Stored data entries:

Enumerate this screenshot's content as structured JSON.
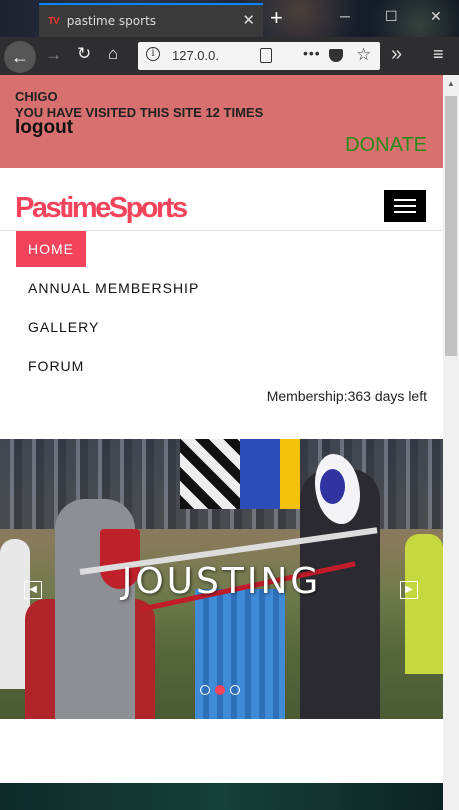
{
  "browser": {
    "tab_title": "pastime sports",
    "favicon_text": "TV",
    "url": "127.0.0.",
    "window_controls": [
      "minimize-icon",
      "maximize-icon",
      "close-icon"
    ]
  },
  "topbar": {
    "username": "CHIGO",
    "visits_text": "YOU HAVE VISITED THIS SITE 12 TIMES",
    "logout_label": "logout",
    "donate_label": "DONATE"
  },
  "brand": {
    "name": "PastimeSports",
    "color": "#f4445c"
  },
  "menu": {
    "items": [
      {
        "label": "HOME",
        "active": true
      },
      {
        "label": "ANNUAL MEMBERSHIP",
        "active": false
      },
      {
        "label": "GALLERY",
        "active": false
      },
      {
        "label": "FORUM",
        "active": false
      }
    ]
  },
  "membership_text": "Membership:363 days left",
  "carousel": {
    "caption": "JOUSTING",
    "slide_count": 3,
    "active_slide": 2
  },
  "colors": {
    "topbar_bg": "#d87070",
    "donate": "#2c8a1a",
    "accent": "#f4445c"
  }
}
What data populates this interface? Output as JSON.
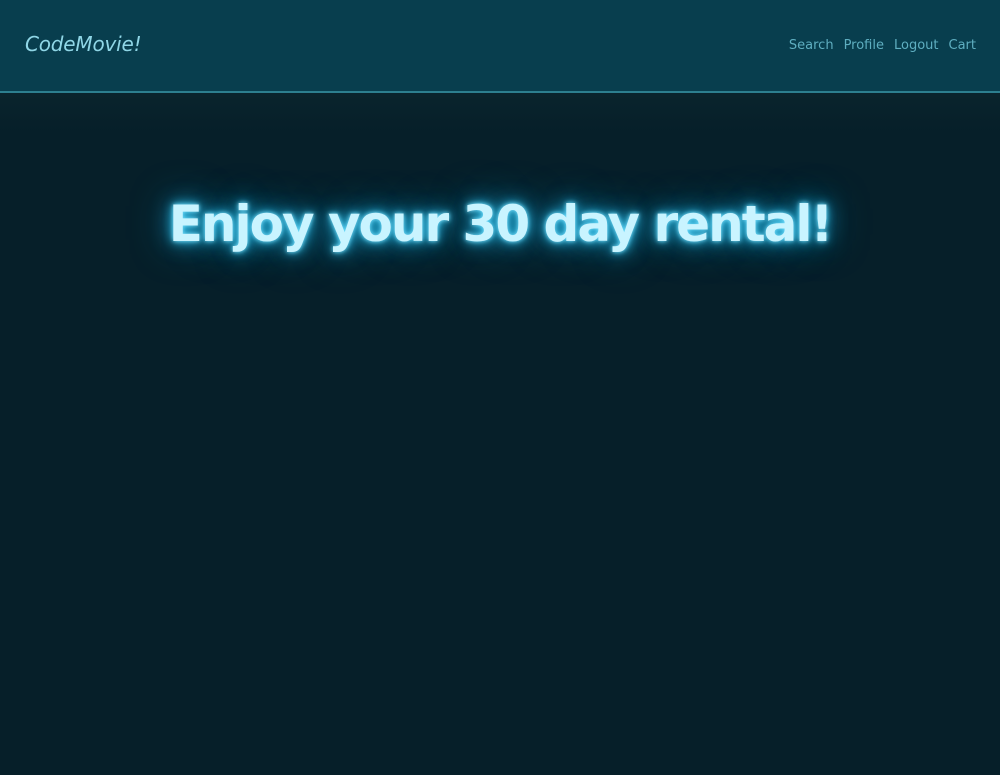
{
  "navbar": {
    "brand": "CodeMovie!",
    "links": [
      {
        "label": "Search"
      },
      {
        "label": "Profile"
      },
      {
        "label": "Logout"
      },
      {
        "label": "Cart"
      }
    ]
  },
  "main": {
    "title": "Enjoy your 30 day rental!"
  },
  "colors": {
    "navbar_bg": "#083e4e",
    "page_bg": "#061f29",
    "link": "#5eaec0",
    "brand": "#8fd6e6",
    "glow": "#33c6f2"
  }
}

▸ **Your goal**: Take every line from the data that contains the word "brand".

▸ **Exercise solution**:
  "brand": {
    "brand": "CodeMovie!",
    "brand": "#8fd6e6",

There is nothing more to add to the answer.